*WHAT THE EXERCISE ASKS*
Tally the lines in the following entries that include the word "text"; state only the total.

<<<<

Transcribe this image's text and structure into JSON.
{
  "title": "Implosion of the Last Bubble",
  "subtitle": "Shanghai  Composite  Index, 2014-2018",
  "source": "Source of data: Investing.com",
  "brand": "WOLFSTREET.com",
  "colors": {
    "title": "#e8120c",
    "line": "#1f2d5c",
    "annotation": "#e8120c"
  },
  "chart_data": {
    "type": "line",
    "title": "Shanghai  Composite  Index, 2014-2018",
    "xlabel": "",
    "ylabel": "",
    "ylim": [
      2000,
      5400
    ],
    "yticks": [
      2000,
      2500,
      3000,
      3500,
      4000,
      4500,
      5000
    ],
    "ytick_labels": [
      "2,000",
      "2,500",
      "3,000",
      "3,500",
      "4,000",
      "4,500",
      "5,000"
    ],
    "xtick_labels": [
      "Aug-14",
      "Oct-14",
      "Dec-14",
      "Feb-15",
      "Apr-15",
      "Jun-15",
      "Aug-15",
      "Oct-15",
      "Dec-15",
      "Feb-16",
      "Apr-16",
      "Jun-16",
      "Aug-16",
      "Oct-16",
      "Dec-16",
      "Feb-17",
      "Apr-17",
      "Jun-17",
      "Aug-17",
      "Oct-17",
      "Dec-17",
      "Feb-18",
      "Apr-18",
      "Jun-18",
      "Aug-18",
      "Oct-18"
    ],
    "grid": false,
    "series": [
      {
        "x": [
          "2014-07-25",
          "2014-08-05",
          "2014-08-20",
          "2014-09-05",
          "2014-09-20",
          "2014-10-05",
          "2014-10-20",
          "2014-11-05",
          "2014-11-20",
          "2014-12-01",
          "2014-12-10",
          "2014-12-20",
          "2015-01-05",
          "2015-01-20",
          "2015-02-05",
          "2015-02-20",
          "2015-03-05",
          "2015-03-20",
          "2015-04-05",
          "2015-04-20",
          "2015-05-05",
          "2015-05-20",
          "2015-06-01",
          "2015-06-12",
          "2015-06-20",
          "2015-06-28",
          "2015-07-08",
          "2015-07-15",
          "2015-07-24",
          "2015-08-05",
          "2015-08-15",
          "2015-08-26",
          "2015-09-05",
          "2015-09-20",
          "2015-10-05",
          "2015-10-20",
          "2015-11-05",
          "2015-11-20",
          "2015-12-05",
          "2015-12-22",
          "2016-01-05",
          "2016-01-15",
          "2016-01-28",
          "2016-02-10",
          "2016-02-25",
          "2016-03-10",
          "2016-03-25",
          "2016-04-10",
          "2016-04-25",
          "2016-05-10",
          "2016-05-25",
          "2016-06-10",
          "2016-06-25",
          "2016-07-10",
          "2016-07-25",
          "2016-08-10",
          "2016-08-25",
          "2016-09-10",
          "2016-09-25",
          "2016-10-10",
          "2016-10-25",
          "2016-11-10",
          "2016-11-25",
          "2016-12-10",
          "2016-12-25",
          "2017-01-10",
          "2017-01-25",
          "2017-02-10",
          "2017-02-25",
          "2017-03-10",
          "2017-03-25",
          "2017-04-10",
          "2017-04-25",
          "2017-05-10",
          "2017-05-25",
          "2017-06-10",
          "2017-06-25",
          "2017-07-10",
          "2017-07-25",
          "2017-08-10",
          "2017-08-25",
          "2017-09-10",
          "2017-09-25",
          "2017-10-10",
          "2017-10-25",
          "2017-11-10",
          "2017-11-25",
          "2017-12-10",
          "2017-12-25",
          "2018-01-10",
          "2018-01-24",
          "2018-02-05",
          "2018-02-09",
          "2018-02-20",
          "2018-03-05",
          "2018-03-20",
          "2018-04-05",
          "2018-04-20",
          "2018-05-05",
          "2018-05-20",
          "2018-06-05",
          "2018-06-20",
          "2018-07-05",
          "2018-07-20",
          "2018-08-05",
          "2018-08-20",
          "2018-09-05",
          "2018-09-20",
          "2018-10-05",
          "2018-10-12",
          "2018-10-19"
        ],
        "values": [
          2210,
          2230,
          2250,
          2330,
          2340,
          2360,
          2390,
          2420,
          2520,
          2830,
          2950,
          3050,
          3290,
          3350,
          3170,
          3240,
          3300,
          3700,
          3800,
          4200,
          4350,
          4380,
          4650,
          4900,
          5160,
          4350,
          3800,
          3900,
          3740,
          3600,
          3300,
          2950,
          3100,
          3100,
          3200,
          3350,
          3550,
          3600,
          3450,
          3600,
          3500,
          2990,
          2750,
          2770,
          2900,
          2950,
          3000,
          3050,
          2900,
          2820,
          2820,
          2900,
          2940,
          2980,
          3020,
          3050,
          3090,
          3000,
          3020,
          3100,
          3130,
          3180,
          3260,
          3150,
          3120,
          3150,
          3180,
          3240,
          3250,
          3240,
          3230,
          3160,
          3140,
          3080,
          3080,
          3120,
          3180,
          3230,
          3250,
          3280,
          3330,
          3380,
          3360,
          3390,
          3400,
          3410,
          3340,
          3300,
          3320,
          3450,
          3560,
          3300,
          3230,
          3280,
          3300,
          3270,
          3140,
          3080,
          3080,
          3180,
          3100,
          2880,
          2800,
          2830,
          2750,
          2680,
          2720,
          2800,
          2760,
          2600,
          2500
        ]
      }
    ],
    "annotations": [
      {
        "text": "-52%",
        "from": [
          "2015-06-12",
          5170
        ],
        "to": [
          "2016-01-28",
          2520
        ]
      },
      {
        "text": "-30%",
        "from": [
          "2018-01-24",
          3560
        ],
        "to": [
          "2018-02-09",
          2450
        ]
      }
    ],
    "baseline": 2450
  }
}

>>>>

*FULL ANSWER*
3